Records from a data source:
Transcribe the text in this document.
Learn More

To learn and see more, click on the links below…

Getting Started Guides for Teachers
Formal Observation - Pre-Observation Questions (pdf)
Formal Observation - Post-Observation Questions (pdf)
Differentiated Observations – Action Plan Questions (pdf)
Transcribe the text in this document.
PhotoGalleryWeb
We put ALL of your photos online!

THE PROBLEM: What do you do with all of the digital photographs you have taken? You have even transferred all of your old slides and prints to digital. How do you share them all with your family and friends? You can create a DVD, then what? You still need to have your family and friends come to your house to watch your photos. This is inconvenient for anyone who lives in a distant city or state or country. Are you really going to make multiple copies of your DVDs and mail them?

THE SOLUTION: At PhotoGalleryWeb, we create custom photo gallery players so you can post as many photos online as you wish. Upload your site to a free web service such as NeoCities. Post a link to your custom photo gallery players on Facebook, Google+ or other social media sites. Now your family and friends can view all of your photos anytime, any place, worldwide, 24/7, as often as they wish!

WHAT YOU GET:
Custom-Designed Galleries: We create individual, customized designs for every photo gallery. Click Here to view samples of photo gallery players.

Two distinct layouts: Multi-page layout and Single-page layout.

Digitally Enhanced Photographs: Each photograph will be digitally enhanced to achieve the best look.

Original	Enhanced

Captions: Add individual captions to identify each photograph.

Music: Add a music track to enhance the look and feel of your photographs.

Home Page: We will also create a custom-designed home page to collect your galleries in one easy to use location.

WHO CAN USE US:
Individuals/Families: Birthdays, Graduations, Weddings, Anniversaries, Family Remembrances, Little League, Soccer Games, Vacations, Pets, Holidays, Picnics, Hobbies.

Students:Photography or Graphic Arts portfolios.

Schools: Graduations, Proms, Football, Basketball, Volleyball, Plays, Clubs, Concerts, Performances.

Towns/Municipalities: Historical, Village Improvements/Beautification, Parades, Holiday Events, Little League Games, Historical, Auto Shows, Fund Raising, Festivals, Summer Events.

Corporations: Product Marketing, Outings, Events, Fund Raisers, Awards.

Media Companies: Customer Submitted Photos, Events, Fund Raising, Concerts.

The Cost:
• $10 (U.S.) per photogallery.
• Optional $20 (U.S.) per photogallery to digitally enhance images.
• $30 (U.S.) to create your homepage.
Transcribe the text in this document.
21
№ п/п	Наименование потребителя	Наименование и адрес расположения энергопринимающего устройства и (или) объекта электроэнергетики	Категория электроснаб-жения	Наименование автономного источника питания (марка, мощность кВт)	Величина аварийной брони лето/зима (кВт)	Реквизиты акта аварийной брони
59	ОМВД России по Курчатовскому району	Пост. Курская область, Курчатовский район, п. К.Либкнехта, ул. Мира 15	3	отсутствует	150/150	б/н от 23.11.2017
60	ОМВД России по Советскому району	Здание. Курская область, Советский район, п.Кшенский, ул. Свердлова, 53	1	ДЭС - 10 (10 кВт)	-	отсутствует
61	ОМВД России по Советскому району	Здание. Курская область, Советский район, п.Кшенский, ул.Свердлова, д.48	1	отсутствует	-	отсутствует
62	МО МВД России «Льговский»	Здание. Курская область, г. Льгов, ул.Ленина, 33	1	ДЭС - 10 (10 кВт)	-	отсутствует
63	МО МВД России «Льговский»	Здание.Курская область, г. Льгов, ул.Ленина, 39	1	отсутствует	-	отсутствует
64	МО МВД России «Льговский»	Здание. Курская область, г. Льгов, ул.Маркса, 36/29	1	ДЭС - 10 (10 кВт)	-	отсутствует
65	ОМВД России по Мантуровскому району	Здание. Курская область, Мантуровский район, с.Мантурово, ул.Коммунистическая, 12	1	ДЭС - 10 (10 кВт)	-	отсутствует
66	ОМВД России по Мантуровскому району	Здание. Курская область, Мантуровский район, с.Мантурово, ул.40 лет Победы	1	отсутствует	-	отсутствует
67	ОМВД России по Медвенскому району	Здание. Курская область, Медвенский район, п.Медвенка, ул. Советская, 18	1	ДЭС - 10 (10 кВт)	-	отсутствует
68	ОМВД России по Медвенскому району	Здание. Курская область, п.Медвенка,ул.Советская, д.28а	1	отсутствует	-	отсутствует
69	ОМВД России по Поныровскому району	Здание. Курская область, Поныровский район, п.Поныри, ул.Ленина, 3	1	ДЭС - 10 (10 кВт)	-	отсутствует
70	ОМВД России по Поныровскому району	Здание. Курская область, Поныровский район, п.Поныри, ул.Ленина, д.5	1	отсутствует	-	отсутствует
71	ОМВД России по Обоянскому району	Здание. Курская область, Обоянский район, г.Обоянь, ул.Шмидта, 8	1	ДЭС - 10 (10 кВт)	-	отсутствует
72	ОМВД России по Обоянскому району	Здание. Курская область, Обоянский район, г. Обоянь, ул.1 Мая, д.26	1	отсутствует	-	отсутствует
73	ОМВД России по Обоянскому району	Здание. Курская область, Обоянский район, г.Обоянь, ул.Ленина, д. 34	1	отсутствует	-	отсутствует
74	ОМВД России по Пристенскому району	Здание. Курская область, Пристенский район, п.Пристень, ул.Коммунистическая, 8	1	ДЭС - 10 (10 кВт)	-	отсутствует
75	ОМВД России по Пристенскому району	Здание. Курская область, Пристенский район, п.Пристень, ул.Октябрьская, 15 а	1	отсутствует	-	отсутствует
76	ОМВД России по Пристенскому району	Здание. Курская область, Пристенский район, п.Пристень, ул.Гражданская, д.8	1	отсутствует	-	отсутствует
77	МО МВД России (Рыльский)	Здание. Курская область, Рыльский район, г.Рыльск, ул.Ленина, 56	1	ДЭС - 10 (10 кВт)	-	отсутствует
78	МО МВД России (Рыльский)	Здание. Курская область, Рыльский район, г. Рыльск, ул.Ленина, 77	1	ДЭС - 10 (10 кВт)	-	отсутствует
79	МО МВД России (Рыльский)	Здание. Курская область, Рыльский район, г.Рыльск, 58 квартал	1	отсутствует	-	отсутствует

> The request
Identify every line holding the word "League" and copy it out.

> Answer to this task
Individuals/Families: Birthdays, Graduations, Weddings, Anniversaries, Family Remembrances, Little League, Soccer Games, Vacations, Pets, Holidays, Picnics, Hobbies.
Towns/Municipalities: Historical, Village Improvements/Beautification, Parades, Holiday Events, Little League Games, Historical, Auto Shows, Fund Raising, Festivals, Summer Events.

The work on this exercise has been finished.